## Work to do
Reproduce the listing below exactly, minus its pictures.

A block of data

** Start **

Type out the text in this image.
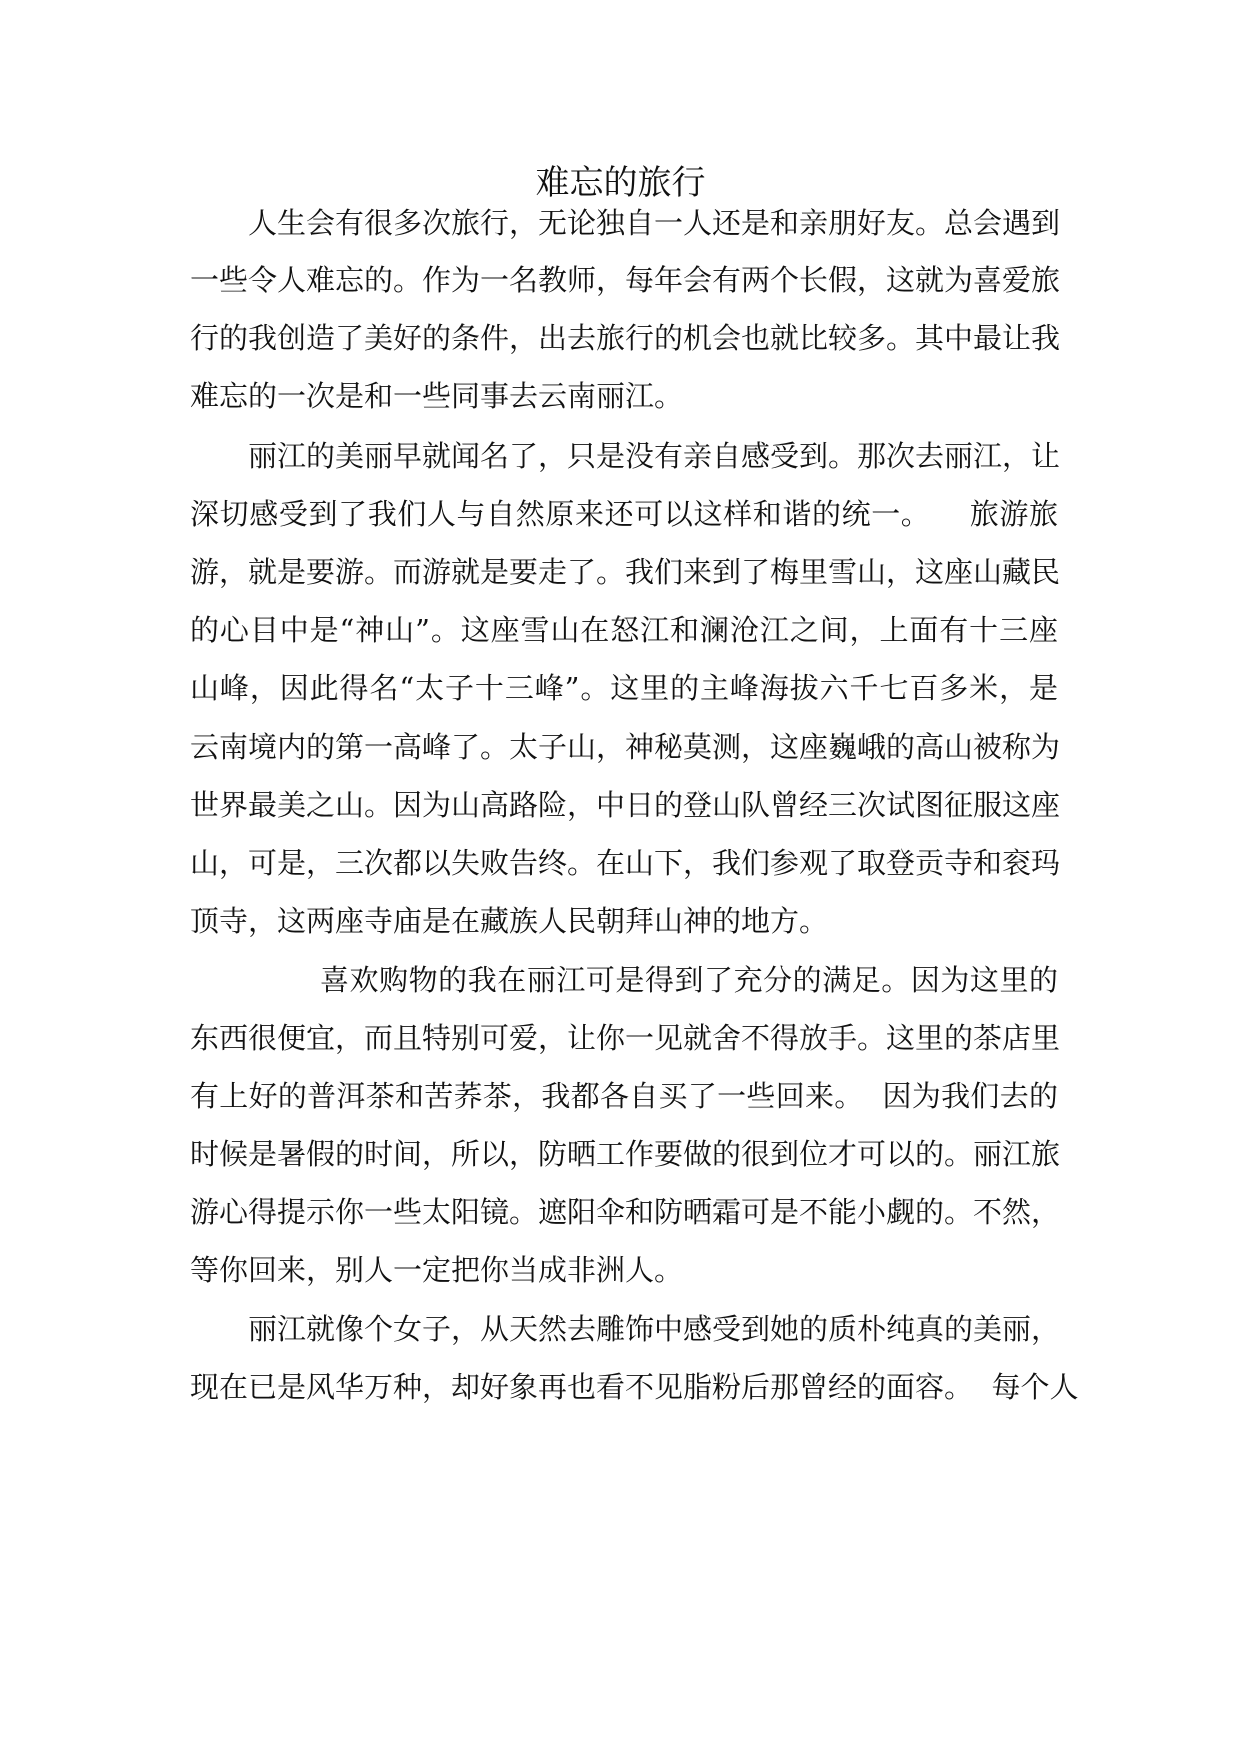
难忘的旅行
人生会有很多次旅行，无论独自一人还是和亲朋好友。总会遇到
一些令人难忘的。作为一名教师，每年会有两个长假，这就为喜爱旅
行的我创造了美好的条件，出去旅行的机会也就比较多。其中最让我
难忘的一次是和一些同事去云南丽江。
丽江的美丽早就闻名了，只是没有亲自感受到。那次去丽江，让
深切感受到了我们人与自然原来还可以这样和谐的统一。    旅游旅
游，就是要游。而游就是要走了。我们来到了梅里雪山，这座山藏民
的心目中是“神山”。这座雪山在怒江和澜沧江之间，上面有十三座
山峰，因此得名“太子十三峰”。这里的主峰海拔六千七百多米，是
云南境内的第一高峰了。太子山，神秘莫测，这座巍峨的高山被称为
世界最美之山。因为山高路险，中日的登山队曾经三次试图征服这座
山，可是，三次都以失败告终。在山下，我们参观了取登贡寺和衮玛
顶寺，这两座寺庙是在藏族人民朝拜山神的地方。
喜欢购物的我在丽江可是得到了充分的满足。因为这里的
东西很便宜，而且特别可爱，让你一见就舍不得放手。这里的茶店里
有上好的普洱茶和苦荞茶，我都各自买了一些回来。  因为我们去的
时候是暑假的时间，所以，防晒工作要做的很到位才可以的。丽江旅
游心得提示你一些太阳镜。遮阳伞和防晒霜可是不能小觑的。不然，
等你回来，别人一定把你当成非洲人。
丽江就像个女子，从天然去雕饰中感受到她的质朴纯真的美丽，
现在已是风华万种，却好象再也看不见脂粉后那曾经的面容。  每个人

** End **

## Worked solution
Type out the text in this image.
难忘的旅行
人生会有很多次旅行，无论独自一人还是和亲朋好友。总会遇到
一些令人难忘的。作为一名教师，每年会有两个长假，这就为喜爱旅
行的我创造了美好的条件，出去旅行的机会也就比较多。其中最让我
难忘的一次是和一些同事去云南丽江。
丽江的美丽早就闻名了，只是没有亲自感受到。那次去丽江，让
深切感受到了我们人与自然原来还可以这样和谐的统一。    旅游旅
游，就是要游。而游就是要走了。我们来到了梅里雪山，这座山藏民
的心目中是“神山”。这座雪山在怒江和澜沧江之间，上面有十三座
山峰，因此得名“太子十三峰”。这里的主峰海拔六千七百多米，是
云南境内的第一高峰了。太子山，神秘莫测，这座巍峨的高山被称为
世界最美之山。因为山高路险，中日的登山队曾经三次试图征服这座
山，可是，三次都以失败告终。在山下，我们参观了取登贡寺和衮玛
顶寺，这两座寺庙是在藏族人民朝拜山神的地方。
喜欢购物的我在丽江可是得到了充分的满足。因为这里的
东西很便宜，而且特别可爱，让你一见就舍不得放手。这里的茶店里
有上好的普洱茶和苦荞茶，我都各自买了一些回来。  因为我们去的
时候是暑假的时间，所以，防晒工作要做的很到位才可以的。丽江旅
游心得提示你一些太阳镜。遮阳伞和防晒霜可是不能小觑的。不然，
等你回来，别人一定把你当成非洲人。
丽江就像个女子，从天然去雕饰中感受到她的质朴纯真的美丽，
现在已是风华万种，却好象再也看不见脂粉后那曾经的面容。  每个人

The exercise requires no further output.